SET TASK ▸ Would you output the whole listing below, exactly as it reads?

——————

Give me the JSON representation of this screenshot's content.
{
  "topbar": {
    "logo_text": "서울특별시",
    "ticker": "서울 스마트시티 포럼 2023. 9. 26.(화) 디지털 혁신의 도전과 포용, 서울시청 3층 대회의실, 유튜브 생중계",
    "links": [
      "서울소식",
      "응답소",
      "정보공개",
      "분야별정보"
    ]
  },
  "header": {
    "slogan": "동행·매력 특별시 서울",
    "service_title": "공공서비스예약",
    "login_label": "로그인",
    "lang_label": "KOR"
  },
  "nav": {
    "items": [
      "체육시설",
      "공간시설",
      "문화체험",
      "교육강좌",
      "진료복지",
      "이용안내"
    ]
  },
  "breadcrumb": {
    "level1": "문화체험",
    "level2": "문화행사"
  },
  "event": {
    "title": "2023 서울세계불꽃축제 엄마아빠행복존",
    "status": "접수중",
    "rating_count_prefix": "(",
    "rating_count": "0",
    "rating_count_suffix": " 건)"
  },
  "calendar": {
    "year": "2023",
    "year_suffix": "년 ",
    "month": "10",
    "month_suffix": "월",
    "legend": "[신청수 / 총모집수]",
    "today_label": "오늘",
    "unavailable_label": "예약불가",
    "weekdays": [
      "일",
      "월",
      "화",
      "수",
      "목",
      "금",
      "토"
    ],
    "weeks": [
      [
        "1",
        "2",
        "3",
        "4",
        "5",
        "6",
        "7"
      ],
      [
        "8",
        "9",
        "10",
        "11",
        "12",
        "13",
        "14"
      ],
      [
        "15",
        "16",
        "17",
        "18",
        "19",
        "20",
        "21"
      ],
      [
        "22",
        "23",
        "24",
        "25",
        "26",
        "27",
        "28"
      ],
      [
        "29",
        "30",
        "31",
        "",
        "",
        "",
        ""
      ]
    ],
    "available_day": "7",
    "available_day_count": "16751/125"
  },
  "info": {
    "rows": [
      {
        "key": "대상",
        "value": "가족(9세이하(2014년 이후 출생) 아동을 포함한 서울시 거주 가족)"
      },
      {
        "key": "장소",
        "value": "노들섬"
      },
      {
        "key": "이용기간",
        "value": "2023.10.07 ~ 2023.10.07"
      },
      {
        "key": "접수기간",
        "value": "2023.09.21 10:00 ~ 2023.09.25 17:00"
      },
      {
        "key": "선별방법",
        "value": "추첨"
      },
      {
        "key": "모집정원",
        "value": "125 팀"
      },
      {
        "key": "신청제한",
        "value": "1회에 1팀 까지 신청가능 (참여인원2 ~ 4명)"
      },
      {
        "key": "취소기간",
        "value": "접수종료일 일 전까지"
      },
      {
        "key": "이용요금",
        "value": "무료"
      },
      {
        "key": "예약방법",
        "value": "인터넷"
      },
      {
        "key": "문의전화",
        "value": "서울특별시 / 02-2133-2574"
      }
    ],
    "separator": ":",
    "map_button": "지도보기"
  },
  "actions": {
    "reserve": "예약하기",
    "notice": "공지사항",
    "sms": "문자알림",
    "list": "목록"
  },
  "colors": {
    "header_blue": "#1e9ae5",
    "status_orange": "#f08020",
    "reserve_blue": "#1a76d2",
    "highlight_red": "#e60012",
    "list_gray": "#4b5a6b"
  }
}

——————

OUTPUT ▸
Give me the JSON representation of this screenshot's content.
{
  "topbar": {
    "logo_text": "서울특별시",
    "ticker": "서울 스마트시티 포럼 2023. 9. 26.(화) 디지털 혁신의 도전과 포용, 서울시청 3층 대회의실, 유튜브 생중계",
    "links": [
      "서울소식",
      "응답소",
      "정보공개",
      "분야별정보"
    ]
  },
  "header": {
    "slogan": "동행·매력 특별시 서울",
    "service_title": "공공서비스예약",
    "login_label": "로그인",
    "lang_label": "KOR"
  },
  "nav": {
    "items": [
      "체육시설",
      "공간시설",
      "문화체험",
      "교육강좌",
      "진료복지",
      "이용안내"
    ]
  },
  "breadcrumb": {
    "level1": "문화체험",
    "level2": "문화행사"
  },
  "event": {
    "title": "2023 서울세계불꽃축제 엄마아빠행복존",
    "status": "접수중",
    "rating_count_prefix": "(",
    "rating_count": "0",
    "rating_count_suffix": " 건)"
  },
  "calendar": {
    "year": "2023",
    "year_suffix": "년 ",
    "month": "10",
    "month_suffix": "월",
    "legend": "[신청수 / 총모집수]",
    "today_label": "오늘",
    "unavailable_label": "예약불가",
    "weekdays": [
      "일",
      "월",
      "화",
      "수",
      "목",
      "금",
      "토"
    ],
    "weeks": [
      [
        "1",
        "2",
        "3",
        "4",
        "5",
        "6",
        "7"
      ],
      [
        "8",
        "9",
        "10",
        "11",
        "12",
        "13",
        "14"
      ],
      [
        "15",
        "16",
        "17",
        "18",
        "19",
        "20",
        "21"
      ],
      [
        "22",
        "23",
        "24",
        "25",
        "26",
        "27",
        "28"
      ],
      [
        "29",
        "30",
        "31",
        "",
        "",
        "",
        ""
      ]
    ],
    "available_day": "7",
    "available_day_count": "16751/125"
  },
  "info": {
    "rows": [
      {
        "key": "대상",
        "value": "가족(9세이하(2014년 이후 출생) 아동을 포함한 서울시 거주 가족)"
      },
      {
        "key": "장소",
        "value": "노들섬"
      },
      {
        "key": "이용기간",
        "value": "2023.10.07 ~ 2023.10.07"
      },
      {
        "key": "접수기간",
        "value": "2023.09.21 10:00 ~ 2023.09.25 17:00"
      },
      {
        "key": "선별방법",
        "value": "추첨"
      },
      {
        "key": "모집정원",
        "value": "125 팀"
      },
      {
        "key": "신청제한",
        "value": "1회에 1팀 까지 신청가능 (참여인원2 ~ 4명)"
      },
      {
        "key": "취소기간",
        "value": "접수종료일 일 전까지"
      },
      {
        "key": "이용요금",
        "value": "무료"
      },
      {
        "key": "예약방법",
        "value": "인터넷"
      },
      {
        "key": "문의전화",
        "value": "서울특별시 / 02-2133-2574"
      }
    ],
    "separator": ":",
    "map_button": "지도보기"
  },
  "actions": {
    "reserve": "예약하기",
    "notice": "공지사항",
    "sms": "문자알림",
    "list": "목록"
  },
  "colors": {
    "header_blue": "#1e9ae5",
    "status_orange": "#f08020",
    "reserve_blue": "#1a76d2",
    "highlight_red": "#e60012",
    "list_gray": "#4b5a6b"
  }
}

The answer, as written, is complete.